### EXCERPTED PASSAGE
▬▬▬▬▬▬

A recent feature at the anti-Life website Jezebel told the tragic story of a woman, “Elizabeth,” who chose to undergo an abortion just eight weeks shy of her due date because she was led to believe that doing so would be merciful to her child, who was diagnosed in utero with a host of developmental anomalies and given a bleak prognosis for life outside the womb.
There are only four abortionists in the United States who will commit the gruesome abortion procedure so late in pregnancy. They are Shelly Sella and Susan Robinson in New Mexico, LeRoy Carhart in Nebraska and Maryland, and Warren Hern in Colorado.
Elizabeth traveled to Boulder, Colorado, to late-term abortionist Warren Hern. Her account provides a rare glimpse into the dilapidated world of the late-term abortion industry. Elizabeth discusses the Hern’s abortion facility:
Inside, it feels very much like the ‘70s. There’s wood paneling, wicker furniture, a super-old sonogram machine. They don’t have a lot. The clinic is clean, but it’s old. They try to stretch the money as much as they can. I made friends with a nurse who was from Brooklyn, and she told me that the reason that the procedure is so expensive is because, first, their insurance is so crazy high, and second, the whole staff—the nurses, the front desk—is paid really well because they’re risking their lives to be there.

▬▬▬▬▬▬

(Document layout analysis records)

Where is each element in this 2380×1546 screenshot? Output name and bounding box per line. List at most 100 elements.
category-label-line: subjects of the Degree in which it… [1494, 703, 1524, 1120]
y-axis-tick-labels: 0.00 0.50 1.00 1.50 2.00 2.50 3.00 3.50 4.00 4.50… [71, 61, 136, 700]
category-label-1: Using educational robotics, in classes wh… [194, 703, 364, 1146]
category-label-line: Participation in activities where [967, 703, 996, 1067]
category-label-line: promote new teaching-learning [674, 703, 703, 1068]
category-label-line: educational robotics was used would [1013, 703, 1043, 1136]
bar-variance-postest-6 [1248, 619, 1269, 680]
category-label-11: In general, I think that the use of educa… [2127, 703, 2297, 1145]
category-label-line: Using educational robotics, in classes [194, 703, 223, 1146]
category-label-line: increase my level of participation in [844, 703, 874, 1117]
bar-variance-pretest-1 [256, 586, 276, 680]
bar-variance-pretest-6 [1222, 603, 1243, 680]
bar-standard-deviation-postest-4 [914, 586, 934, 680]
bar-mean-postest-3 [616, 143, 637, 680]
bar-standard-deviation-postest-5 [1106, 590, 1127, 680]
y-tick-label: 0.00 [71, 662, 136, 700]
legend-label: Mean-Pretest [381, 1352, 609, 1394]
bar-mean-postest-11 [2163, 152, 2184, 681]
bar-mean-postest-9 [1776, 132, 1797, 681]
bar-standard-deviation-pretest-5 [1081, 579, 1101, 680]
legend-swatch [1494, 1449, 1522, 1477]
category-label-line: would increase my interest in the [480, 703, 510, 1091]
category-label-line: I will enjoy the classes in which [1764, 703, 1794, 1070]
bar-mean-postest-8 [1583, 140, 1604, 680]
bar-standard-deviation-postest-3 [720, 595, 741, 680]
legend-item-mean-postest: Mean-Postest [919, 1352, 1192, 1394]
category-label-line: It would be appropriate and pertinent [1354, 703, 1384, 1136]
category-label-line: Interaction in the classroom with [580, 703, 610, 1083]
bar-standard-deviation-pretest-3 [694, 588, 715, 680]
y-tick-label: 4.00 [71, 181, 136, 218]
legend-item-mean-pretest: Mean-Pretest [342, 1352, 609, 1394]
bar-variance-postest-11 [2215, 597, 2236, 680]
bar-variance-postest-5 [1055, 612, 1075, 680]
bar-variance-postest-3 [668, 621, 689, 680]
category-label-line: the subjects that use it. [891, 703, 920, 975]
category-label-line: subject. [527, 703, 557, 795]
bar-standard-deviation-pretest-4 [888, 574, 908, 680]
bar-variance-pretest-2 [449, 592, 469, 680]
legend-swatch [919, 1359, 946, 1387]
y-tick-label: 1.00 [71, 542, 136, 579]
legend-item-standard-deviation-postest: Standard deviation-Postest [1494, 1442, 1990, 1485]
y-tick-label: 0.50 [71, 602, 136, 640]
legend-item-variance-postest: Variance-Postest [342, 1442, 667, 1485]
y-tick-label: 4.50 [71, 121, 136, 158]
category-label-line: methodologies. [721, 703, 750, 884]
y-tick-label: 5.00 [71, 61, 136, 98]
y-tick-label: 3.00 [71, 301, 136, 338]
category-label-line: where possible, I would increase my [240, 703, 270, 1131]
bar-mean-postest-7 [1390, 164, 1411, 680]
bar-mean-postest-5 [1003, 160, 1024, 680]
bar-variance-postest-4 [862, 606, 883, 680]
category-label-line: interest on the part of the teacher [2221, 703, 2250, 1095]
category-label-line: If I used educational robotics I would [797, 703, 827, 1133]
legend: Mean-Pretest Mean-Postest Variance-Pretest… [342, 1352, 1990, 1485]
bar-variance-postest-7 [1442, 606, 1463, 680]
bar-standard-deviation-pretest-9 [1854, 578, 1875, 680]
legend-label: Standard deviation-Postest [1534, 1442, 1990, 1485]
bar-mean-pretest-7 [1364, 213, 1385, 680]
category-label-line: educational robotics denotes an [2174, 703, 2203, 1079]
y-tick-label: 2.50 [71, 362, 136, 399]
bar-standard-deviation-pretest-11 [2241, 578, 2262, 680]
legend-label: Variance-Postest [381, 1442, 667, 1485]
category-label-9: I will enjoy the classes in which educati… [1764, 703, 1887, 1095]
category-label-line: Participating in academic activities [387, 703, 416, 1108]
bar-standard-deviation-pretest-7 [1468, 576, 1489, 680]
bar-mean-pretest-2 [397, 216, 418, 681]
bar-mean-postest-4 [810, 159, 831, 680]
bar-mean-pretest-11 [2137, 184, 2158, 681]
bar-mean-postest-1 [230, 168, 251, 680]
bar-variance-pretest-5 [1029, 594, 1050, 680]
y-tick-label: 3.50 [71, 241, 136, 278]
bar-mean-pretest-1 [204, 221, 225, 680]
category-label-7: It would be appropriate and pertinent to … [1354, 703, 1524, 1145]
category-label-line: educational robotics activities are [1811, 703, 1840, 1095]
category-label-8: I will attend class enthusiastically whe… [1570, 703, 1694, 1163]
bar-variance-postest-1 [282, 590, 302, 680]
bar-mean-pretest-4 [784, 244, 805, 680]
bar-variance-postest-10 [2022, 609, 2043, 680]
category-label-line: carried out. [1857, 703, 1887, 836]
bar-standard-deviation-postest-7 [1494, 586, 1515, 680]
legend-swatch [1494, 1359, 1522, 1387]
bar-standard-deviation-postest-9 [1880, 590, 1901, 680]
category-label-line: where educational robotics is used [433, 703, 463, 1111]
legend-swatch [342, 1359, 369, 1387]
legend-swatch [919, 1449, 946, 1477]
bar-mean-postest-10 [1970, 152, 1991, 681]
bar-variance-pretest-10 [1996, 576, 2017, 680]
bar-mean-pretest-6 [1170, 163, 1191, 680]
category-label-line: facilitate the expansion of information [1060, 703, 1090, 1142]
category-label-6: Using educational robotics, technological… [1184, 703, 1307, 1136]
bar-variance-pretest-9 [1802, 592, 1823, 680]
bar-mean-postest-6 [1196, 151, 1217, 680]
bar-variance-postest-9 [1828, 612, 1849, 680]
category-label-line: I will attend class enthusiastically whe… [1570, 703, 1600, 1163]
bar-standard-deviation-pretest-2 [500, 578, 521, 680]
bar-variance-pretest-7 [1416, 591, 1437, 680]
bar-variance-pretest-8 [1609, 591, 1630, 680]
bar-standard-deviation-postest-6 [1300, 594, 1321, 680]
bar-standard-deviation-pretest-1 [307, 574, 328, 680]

▬▬▬▬▬▬

### APPLY WHAT YOU READ
(1) In the article about Elizabeth's late-term abortion, where did Elizabeth travel for the procedure?
(2) According to the nurse quoted in the article about Elizabeth's late-term abortion, why is the procedure so expensive?
(3) Continue the article about Elizabeth's late-term abortion from the point where it ends.

### RESULTS BY TASK
(1) Boulder, Colorado.

(2) The nurse said the facility's insurance is extremely high. She also said the entire staff, including the nurses and front desk, is paid very well because they risk their lives by working there.

(3)
Just how expensive? A late-term abortion costs $25,000 cash. Elizabeth planned to undergo the injection which would kill her baby in Boulder, but then return to New York to deliver the dead child. She still had to pay $10,000 cash. Whether or not Hern is turning a profit from committing $25,000 abortions, we know that profit is historically motivating to abortionists – and that’s an understatement. Sarah Terzo of ClinicQuotes.com has compiled statements by abortionists who, over the decades, have revealed the influence of profit on their businesses.
A former abortion worker described working in a similar financial environment to the one Elizabeth described. “Every single transaction that we did was cash money,” she said. “We wouldn’t take a check, or even a credit card. If you didn’t have the money, forget it.” [emphasis added]Likewise, former abortionist Robert Siudmack said in a video series about abortion:
I worked at the [Planned Parenthood] Margaret Sanger Center in downtown Manhattan for about a year before moving to South Florida, and it was all about the money, and how many abortions we could do in a short period of time. There was a set price, and obviously the more abortions one did, the more money they would make…. Abortion is big business.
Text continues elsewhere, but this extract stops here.